> _Required work_
Skip the images and copy each record exactly as written.

Items from a figure collection
┌──

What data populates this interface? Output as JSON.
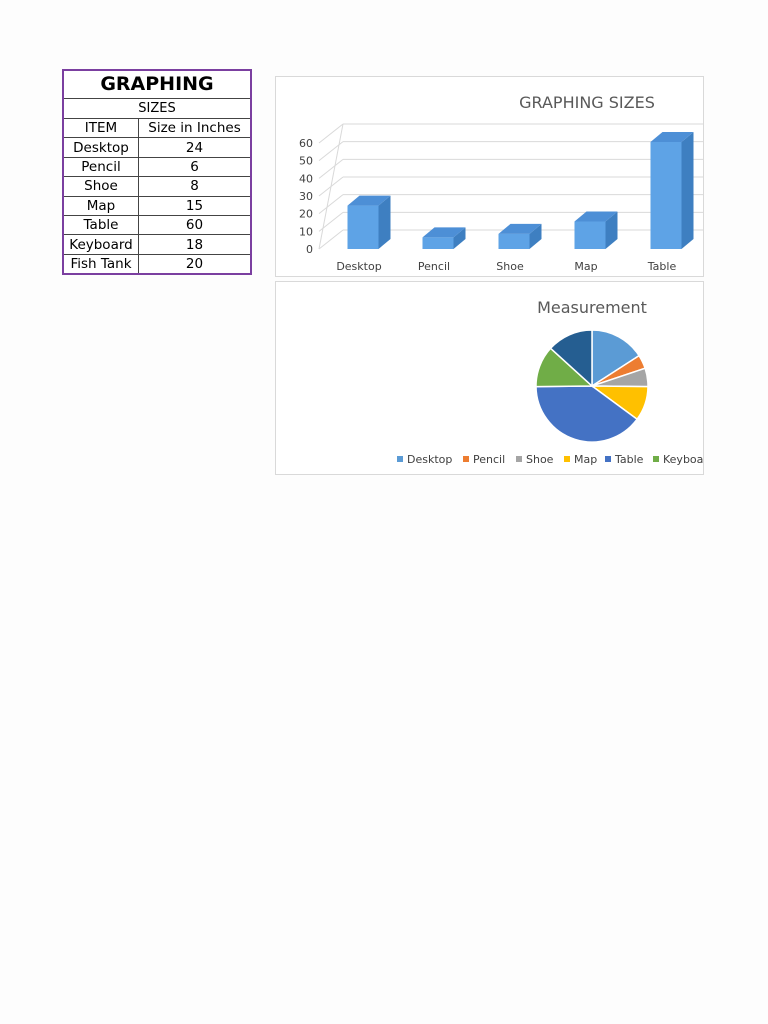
{
  "sheet": {
    "title": "GRAPHING",
    "subtitle": "SIZES",
    "headers": [
      "ITEM",
      "Size in Inches"
    ],
    "rows": [
      [
        "Desktop",
        "24"
      ],
      [
        "Pencil",
        "6"
      ],
      [
        "Shoe",
        "8"
      ],
      [
        "Map",
        "15"
      ],
      [
        "Table",
        "60"
      ],
      [
        "Keyboard",
        "18"
      ],
      [
        "Fish Tank",
        "20"
      ]
    ]
  },
  "colors": {
    "accent_border": "#7b3fa0",
    "bar_front": "#5ea3e6",
    "bar_side": "#3e7fc1",
    "bar_top": "#4d8fd6"
  },
  "chart_data": [
    {
      "type": "bar",
      "title": "GRAPHING SIZES",
      "categories": [
        "Desktop",
        "Pencil",
        "Shoe",
        "Map",
        "Table"
      ],
      "values": [
        24,
        6,
        8,
        15,
        60
      ],
      "yticks": [
        "0",
        "10",
        "20",
        "30",
        "40",
        "50",
        "60"
      ],
      "ylim": [
        0,
        60
      ],
      "grid": true
    },
    {
      "type": "pie",
      "title": "Measurement",
      "categories": [
        "Desktop",
        "Pencil",
        "Shoe",
        "Map",
        "Table",
        "Keyboard",
        "Fish Tank"
      ],
      "values": [
        24,
        6,
        8,
        15,
        60,
        18,
        20
      ],
      "colors": [
        "#5b9bd5",
        "#ed7d31",
        "#a5a5a5",
        "#ffc000",
        "#4472c4",
        "#70ad47",
        "#255e91"
      ],
      "legend_labels": [
        "Desktop",
        "Pencil",
        "Shoe",
        "Map",
        "Table",
        "Keyboa"
      ],
      "legend_position": "bottom"
    }
  ]
}
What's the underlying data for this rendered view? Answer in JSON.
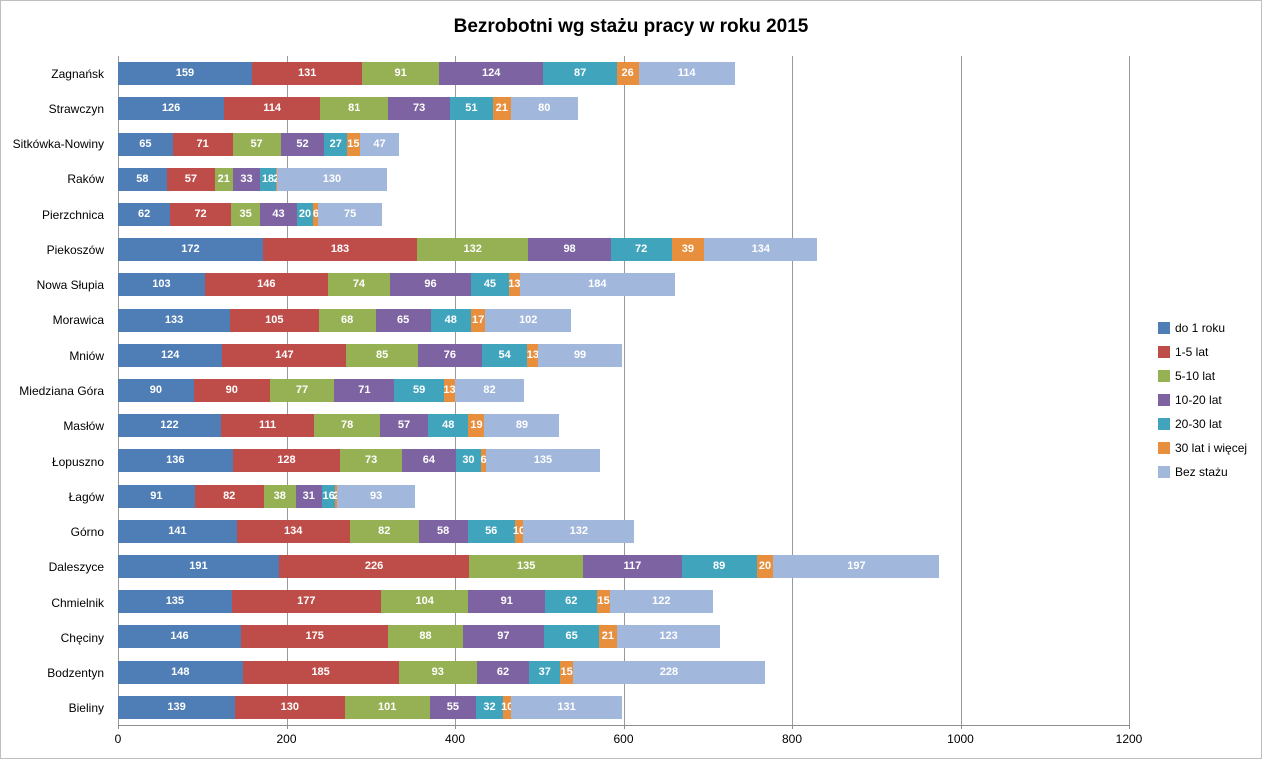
{
  "chart_data": {
    "type": "bar",
    "orientation": "horizontal",
    "stacked": true,
    "title": "Bezrobotni wg stażu pracy w roku 2015",
    "xlabel": "",
    "ylabel": "",
    "xlim": [
      0,
      1200
    ],
    "xticks": [
      0,
      200,
      400,
      600,
      800,
      1000,
      1200
    ],
    "grid": true,
    "legend_position": "right",
    "categories": [
      "Zagnańsk",
      "Strawczyn",
      "Sitkówka-Nowiny",
      "Raków",
      "Pierzchnica",
      "Piekoszów",
      "Nowa Słupia",
      "Morawica",
      "Mniów",
      "Miedziana Góra",
      "Masłów",
      "Łopuszno",
      "Łagów",
      "Górno",
      "Daleszyce",
      "Chmielnik",
      "Chęciny",
      "Bodzentyn",
      "Bieliny"
    ],
    "series": [
      {
        "name": "do 1 roku",
        "color": "#4e7eb5",
        "values": [
          159,
          126,
          65,
          58,
          62,
          172,
          103,
          133,
          124,
          90,
          122,
          136,
          91,
          141,
          191,
          135,
          146,
          148,
          139
        ]
      },
      {
        "name": "1-5 lat",
        "color": "#be4c48",
        "values": [
          131,
          114,
          71,
          57,
          72,
          183,
          146,
          105,
          147,
          90,
          111,
          128,
          82,
          134,
          226,
          177,
          175,
          185,
          130
        ]
      },
      {
        "name": "5-10 lat",
        "color": "#96b054",
        "values": [
          91,
          81,
          57,
          21,
          35,
          132,
          74,
          68,
          85,
          77,
          78,
          73,
          38,
          82,
          135,
          104,
          88,
          93,
          101
        ]
      },
      {
        "name": "10-20 lat",
        "color": "#7d63a2",
        "values": [
          124,
          73,
          52,
          33,
          43,
          98,
          96,
          65,
          76,
          71,
          57,
          64,
          31,
          58,
          117,
          91,
          97,
          62,
          55
        ]
      },
      {
        "name": "20-30 lat",
        "color": "#3fa4bc",
        "values": [
          87,
          51,
          27,
          18,
          20,
          72,
          45,
          48,
          54,
          59,
          48,
          30,
          16,
          56,
          89,
          62,
          65,
          37,
          32
        ]
      },
      {
        "name": "30 lat i więcej",
        "color": "#e88f3e",
        "values": [
          26,
          21,
          15,
          2,
          6,
          39,
          13,
          17,
          13,
          13,
          19,
          6,
          2,
          10,
          20,
          15,
          21,
          15,
          10
        ]
      },
      {
        "name": "Bez stażu",
        "color": "#a2b7dc",
        "values": [
          114,
          80,
          47,
          130,
          75,
          134,
          184,
          102,
          99,
          82,
          89,
          135,
          93,
          132,
          197,
          122,
          123,
          228,
          131
        ]
      }
    ]
  }
}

└──

> _Exercise response_
What data populates this interface? Output as JSON.
{
  "sheet": {
    "title": "GRAPHING",
    "subtitle": "SIZES",
    "headers": [
      "ITEM",
      "Size in Inches"
    ],
    "rows": [
      [
        "Desktop",
        "24"
      ],
      [
        "Pencil",
        "6"
      ],
      [
        "Shoe",
        "8"
      ],
      [
        "Map",
        "15"
      ],
      [
        "Table",
        "60"
      ],
      [
        "Keyboard",
        "18"
      ],
      [
        "Fish Tank",
        "20"
      ]
    ]
  },
  "colors": {
    "accent_border": "#7b3fa0",
    "bar_front": "#5ea3e6",
    "bar_side": "#3e7fc1",
    "bar_top": "#4d8fd6"
  },
  "chart_data": [
    {
      "type": "bar",
      "title": "GRAPHING SIZES",
      "categories": [
        "Desktop",
        "Pencil",
        "Shoe",
        "Map",
        "Table"
      ],
      "values": [
        24,
        6,
        8,
        15,
        60
      ],
      "yticks": [
        "0",
        "10",
        "20",
        "30",
        "40",
        "50",
        "60"
      ],
      "ylim": [
        0,
        60
      ],
      "grid": true
    },
    {
      "type": "pie",
      "title": "Measurement",
      "categories": [
        "Desktop",
        "Pencil",
        "Shoe",
        "Map",
        "Table",
        "Keyboard",
        "Fish Tank"
      ],
      "values": [
        24,
        6,
        8,
        15,
        60,
        18,
        20
      ],
      "colors": [
        "#5b9bd5",
        "#ed7d31",
        "#a5a5a5",
        "#ffc000",
        "#4472c4",
        "#70ad47",
        "#255e91"
      ],
      "legend_labels": [
        "Desktop",
        "Pencil",
        "Shoe",
        "Map",
        "Table",
        "Keyboa"
      ],
      "legend_position": "bottom"
    }
  ]
}
What's the underlying data for this rendered view? Answer in JSON.
{
  "chart_data": {
    "type": "bar",
    "orientation": "horizontal",
    "stacked": true,
    "title": "Bezrobotni wg stażu pracy w roku 2015",
    "xlabel": "",
    "ylabel": "",
    "xlim": [
      0,
      1200
    ],
    "xticks": [
      0,
      200,
      400,
      600,
      800,
      1000,
      1200
    ],
    "grid": true,
    "legend_position": "right",
    "categories": [
      "Zagnańsk",
      "Strawczyn",
      "Sitkówka-Nowiny",
      "Raków",
      "Pierzchnica",
      "Piekoszów",
      "Nowa Słupia",
      "Morawica",
      "Mniów",
      "Miedziana Góra",
      "Masłów",
      "Łopuszno",
      "Łagów",
      "Górno",
      "Daleszyce",
      "Chmielnik",
      "Chęciny",
      "Bodzentyn",
      "Bieliny"
    ],
    "series": [
      {
        "name": "do 1 roku",
        "color": "#4e7eb5",
        "values": [
          159,
          126,
          65,
          58,
          62,
          172,
          103,
          133,
          124,
          90,
          122,
          136,
          91,
          141,
          191,
          135,
          146,
          148,
          139
        ]
      },
      {
        "name": "1-5 lat",
        "color": "#be4c48",
        "values": [
          131,
          114,
          71,
          57,
          72,
          183,
          146,
          105,
          147,
          90,
          111,
          128,
          82,
          134,
          226,
          177,
          175,
          185,
          130
        ]
      },
      {
        "name": "5-10 lat",
        "color": "#96b054",
        "values": [
          91,
          81,
          57,
          21,
          35,
          132,
          74,
          68,
          85,
          77,
          78,
          73,
          38,
          82,
          135,
          104,
          88,
          93,
          101
        ]
      },
      {
        "name": "10-20 lat",
        "color": "#7d63a2",
        "values": [
          124,
          73,
          52,
          33,
          43,
          98,
          96,
          65,
          76,
          71,
          57,
          64,
          31,
          58,
          117,
          91,
          97,
          62,
          55
        ]
      },
      {
        "name": "20-30 lat",
        "color": "#3fa4bc",
        "values": [
          87,
          51,
          27,
          18,
          20,
          72,
          45,
          48,
          54,
          59,
          48,
          30,
          16,
          56,
          89,
          62,
          65,
          37,
          32
        ]
      },
      {
        "name": "30 lat i więcej",
        "color": "#e88f3e",
        "values": [
          26,
          21,
          15,
          2,
          6,
          39,
          13,
          17,
          13,
          13,
          19,
          6,
          2,
          10,
          20,
          15,
          21,
          15,
          10
        ]
      },
      {
        "name": "Bez stażu",
        "color": "#a2b7dc",
        "values": [
          114,
          80,
          47,
          130,
          75,
          134,
          184,
          102,
          99,
          82,
          89,
          135,
          93,
          132,
          197,
          122,
          123,
          228,
          131
        ]
      }
    ]
  }
}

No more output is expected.